AIM: Go through the entries and count the lines with the string "SAPR" in them. Give only that number.

ITEMS:
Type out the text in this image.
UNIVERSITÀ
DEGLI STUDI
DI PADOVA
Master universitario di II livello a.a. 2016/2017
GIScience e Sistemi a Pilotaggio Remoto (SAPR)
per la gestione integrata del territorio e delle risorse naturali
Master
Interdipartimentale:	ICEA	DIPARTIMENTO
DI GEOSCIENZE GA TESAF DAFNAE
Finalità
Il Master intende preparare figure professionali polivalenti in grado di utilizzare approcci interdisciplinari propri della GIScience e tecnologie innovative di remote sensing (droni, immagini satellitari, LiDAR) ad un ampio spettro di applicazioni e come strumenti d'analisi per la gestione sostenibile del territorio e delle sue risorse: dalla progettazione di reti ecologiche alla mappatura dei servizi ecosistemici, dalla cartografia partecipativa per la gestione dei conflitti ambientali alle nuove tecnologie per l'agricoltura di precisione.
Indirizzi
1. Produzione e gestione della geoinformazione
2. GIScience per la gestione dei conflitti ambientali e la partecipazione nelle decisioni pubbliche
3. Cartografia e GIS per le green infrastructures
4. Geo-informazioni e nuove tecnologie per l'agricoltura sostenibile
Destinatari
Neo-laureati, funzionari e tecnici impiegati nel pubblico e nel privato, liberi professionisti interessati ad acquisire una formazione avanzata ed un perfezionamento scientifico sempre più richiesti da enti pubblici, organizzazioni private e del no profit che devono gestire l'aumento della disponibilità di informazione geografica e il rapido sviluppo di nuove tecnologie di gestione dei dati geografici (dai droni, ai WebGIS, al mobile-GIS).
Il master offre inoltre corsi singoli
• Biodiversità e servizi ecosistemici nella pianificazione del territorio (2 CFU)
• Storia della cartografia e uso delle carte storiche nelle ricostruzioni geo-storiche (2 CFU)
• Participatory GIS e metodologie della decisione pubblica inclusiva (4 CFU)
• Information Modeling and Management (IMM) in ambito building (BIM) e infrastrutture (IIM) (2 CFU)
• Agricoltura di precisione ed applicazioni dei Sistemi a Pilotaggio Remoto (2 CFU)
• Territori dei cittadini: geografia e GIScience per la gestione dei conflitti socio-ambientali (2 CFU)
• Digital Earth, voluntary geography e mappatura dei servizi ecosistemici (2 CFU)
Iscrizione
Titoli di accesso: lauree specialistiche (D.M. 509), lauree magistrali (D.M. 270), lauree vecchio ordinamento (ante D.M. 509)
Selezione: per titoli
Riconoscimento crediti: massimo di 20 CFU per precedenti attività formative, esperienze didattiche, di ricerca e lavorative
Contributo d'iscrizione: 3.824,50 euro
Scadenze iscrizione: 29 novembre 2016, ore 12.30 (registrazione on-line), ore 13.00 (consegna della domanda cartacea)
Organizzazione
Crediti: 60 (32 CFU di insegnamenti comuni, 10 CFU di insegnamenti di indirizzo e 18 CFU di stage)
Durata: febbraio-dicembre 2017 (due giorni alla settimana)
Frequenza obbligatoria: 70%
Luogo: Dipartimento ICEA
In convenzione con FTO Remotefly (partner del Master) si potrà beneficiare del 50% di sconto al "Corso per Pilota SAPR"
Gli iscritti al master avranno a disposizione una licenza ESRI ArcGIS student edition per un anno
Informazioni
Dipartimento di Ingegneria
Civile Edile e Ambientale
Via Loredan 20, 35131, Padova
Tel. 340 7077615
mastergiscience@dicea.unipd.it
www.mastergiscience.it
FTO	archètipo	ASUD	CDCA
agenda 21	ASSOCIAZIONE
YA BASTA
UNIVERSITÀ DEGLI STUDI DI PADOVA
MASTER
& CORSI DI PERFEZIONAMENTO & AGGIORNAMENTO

RESPONSE TO THIS EXERCISE: 2